▶ WRITTEN INSTRUCTION: Pull each line holding the word "Medium" from the data.

▶ SOURCE MATERIAL:
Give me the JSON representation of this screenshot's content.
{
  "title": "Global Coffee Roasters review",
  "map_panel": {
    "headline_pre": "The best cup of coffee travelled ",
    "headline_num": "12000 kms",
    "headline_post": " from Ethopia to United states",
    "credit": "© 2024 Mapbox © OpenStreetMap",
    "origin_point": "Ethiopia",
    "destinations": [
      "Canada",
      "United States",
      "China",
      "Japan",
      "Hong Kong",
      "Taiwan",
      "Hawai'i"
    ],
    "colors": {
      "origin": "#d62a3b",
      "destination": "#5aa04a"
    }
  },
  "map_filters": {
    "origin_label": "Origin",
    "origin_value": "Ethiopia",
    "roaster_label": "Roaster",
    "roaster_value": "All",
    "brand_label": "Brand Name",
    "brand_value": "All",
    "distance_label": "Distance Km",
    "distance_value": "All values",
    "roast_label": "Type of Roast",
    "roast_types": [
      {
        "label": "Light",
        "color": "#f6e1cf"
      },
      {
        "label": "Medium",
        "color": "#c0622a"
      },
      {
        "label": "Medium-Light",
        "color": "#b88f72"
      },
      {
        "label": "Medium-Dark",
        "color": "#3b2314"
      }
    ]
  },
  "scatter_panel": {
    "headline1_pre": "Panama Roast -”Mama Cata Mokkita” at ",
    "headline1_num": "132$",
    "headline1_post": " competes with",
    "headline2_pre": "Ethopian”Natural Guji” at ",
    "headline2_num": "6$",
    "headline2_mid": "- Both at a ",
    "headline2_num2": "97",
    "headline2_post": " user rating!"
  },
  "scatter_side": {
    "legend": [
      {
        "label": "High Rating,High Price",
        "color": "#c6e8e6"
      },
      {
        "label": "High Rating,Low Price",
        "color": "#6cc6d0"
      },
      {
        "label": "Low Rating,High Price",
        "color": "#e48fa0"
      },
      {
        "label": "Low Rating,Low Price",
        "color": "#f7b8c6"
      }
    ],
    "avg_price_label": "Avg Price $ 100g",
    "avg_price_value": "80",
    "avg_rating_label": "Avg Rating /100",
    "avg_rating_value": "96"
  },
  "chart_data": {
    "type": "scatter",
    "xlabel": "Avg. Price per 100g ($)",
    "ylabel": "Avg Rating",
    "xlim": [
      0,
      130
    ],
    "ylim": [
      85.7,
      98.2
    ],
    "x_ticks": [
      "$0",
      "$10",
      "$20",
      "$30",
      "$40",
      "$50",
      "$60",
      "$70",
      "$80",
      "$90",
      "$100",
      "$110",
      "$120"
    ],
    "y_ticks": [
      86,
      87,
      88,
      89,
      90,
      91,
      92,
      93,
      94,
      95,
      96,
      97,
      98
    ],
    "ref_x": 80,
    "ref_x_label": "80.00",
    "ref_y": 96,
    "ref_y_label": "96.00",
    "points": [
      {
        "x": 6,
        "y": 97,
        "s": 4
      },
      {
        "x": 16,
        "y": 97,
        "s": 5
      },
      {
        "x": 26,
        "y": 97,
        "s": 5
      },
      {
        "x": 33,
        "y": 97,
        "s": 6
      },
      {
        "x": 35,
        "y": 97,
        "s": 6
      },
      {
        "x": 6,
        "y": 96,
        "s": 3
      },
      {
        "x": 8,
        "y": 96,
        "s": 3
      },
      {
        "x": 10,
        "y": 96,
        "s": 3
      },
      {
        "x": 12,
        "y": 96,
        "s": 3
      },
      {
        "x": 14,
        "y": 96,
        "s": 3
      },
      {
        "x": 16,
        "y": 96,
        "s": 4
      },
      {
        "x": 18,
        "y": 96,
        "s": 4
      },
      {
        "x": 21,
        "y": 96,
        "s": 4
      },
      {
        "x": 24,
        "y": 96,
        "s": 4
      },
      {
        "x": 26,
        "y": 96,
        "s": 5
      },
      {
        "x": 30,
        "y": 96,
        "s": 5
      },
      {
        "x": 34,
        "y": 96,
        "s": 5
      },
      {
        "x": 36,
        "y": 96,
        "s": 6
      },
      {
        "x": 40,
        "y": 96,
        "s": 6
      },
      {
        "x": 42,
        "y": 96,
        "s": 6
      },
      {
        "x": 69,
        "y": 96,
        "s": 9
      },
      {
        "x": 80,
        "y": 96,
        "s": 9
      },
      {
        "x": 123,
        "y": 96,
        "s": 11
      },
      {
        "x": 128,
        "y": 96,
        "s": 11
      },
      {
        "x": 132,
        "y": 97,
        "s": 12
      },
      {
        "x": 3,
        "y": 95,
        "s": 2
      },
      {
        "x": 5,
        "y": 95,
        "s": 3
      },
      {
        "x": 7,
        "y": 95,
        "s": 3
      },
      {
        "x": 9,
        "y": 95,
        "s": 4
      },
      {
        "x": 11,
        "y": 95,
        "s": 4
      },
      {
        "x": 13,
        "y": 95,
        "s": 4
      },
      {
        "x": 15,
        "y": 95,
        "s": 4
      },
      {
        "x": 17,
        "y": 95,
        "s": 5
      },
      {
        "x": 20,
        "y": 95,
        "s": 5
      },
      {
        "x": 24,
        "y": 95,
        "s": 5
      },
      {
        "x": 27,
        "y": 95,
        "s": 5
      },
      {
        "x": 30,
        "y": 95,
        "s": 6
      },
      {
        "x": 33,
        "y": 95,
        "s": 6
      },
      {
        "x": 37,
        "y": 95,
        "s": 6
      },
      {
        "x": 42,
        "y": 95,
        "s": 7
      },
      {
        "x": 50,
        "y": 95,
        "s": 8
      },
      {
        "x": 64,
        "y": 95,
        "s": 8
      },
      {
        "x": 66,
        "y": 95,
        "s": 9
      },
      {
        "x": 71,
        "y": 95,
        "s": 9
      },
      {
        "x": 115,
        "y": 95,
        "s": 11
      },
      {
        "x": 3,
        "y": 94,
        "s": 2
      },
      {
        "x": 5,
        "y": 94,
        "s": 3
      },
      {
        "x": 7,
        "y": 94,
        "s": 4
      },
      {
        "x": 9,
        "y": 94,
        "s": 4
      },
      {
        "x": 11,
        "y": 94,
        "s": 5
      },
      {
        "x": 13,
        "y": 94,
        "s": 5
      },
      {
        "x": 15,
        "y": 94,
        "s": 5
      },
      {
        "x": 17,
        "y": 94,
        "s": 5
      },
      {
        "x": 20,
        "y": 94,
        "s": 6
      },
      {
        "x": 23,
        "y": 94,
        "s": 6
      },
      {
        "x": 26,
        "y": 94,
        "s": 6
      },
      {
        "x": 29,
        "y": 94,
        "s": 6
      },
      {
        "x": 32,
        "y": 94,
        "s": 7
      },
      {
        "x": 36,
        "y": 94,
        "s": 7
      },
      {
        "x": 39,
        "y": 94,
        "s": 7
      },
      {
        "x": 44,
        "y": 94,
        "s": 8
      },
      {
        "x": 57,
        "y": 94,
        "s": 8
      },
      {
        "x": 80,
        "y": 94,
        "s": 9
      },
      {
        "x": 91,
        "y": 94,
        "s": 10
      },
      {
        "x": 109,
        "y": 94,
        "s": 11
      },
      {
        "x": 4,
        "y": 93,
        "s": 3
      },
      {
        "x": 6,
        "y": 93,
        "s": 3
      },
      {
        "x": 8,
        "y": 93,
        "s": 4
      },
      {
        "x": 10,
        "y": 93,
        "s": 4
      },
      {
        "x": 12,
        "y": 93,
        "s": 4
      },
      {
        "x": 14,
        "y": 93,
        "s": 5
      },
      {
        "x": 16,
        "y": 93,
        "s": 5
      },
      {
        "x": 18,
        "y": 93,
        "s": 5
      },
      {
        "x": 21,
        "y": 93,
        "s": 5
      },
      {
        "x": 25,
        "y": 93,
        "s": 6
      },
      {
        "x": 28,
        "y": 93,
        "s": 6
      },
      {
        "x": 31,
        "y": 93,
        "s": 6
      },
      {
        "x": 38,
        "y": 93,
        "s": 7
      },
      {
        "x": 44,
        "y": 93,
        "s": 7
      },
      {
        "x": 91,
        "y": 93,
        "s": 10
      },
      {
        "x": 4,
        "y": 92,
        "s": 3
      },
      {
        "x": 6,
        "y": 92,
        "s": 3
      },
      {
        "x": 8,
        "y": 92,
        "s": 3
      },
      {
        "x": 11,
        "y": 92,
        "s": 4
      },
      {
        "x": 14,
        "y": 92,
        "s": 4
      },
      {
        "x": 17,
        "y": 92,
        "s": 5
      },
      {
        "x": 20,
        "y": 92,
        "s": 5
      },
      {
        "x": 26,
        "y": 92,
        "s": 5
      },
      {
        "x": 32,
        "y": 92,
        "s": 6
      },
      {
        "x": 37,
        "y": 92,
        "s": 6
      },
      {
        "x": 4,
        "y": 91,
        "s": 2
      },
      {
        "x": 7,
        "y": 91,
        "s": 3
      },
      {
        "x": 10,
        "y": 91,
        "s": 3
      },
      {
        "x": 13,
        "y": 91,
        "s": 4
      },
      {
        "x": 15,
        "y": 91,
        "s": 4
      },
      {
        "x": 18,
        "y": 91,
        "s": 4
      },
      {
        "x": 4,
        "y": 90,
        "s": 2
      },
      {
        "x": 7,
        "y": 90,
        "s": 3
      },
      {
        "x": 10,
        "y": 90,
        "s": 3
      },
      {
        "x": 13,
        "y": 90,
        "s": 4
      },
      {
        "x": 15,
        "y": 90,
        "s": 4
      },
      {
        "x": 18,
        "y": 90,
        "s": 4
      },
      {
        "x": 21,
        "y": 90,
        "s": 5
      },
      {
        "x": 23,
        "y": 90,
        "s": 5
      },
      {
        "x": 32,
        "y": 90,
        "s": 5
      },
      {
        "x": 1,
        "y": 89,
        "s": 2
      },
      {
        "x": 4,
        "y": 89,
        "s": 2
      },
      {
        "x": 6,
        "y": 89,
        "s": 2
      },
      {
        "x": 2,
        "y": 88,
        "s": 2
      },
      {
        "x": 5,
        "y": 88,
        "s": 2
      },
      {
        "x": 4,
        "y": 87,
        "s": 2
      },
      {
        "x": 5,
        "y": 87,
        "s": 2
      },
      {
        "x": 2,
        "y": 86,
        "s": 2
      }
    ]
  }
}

▶ SOLUTION TO THIS EXERCISE:
        "label": "Medium",
        "label": "Medium-Light",
        "label": "Medium-Dark",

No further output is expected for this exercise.